Reproduce every entry exactly, without alteration.

-- Start --

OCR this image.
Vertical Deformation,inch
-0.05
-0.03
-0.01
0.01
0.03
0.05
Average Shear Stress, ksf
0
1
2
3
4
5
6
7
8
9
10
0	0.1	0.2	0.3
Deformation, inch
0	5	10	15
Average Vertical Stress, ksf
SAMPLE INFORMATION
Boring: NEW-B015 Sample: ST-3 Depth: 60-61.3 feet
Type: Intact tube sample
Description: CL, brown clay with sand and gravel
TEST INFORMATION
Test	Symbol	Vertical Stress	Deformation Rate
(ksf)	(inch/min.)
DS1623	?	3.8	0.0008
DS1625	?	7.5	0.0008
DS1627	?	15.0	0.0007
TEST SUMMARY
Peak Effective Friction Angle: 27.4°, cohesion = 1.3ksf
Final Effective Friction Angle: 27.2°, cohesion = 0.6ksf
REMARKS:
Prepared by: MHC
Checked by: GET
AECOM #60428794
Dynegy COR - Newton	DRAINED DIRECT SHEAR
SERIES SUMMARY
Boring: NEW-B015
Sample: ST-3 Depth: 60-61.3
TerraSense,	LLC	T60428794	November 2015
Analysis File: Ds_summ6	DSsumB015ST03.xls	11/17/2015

-- End --

_Output_
OCR this image.
Vertical Deformation,inch
-0.05
-0.03
-0.01
0.01
0.03
0.05
Average Shear Stress, ksf
0
1
2
3
4
5
6
7
8
9
10
0	0.1	0.2	0.3
Deformation, inch
0	5	10	15
Average Vertical Stress, ksf
SAMPLE INFORMATION
Boring: NEW-B015 Sample: ST-3 Depth: 60-61.3 feet
Type: Intact tube sample
Description: CL, brown clay with sand and gravel
TEST INFORMATION
Test	Symbol	Vertical Stress	Deformation Rate
(ksf)	(inch/min.)
DS1623	?	3.8	0.0008
DS1625	?	7.5	0.0008
DS1627	?	15.0	0.0007
TEST SUMMARY
Peak Effective Friction Angle: 27.4°, cohesion = 1.3ksf
Final Effective Friction Angle: 27.2°, cohesion = 0.6ksf
REMARKS:
Prepared by: MHC
Checked by: GET
AECOM #60428794
Dynegy COR - Newton	DRAINED DIRECT SHEAR
SERIES SUMMARY
Boring: NEW-B015
Sample: ST-3 Depth: 60-61.3
TerraSense,	LLC	T60428794	November 2015
Analysis File: Ds_summ6	DSsumB015ST03.xls	11/17/2015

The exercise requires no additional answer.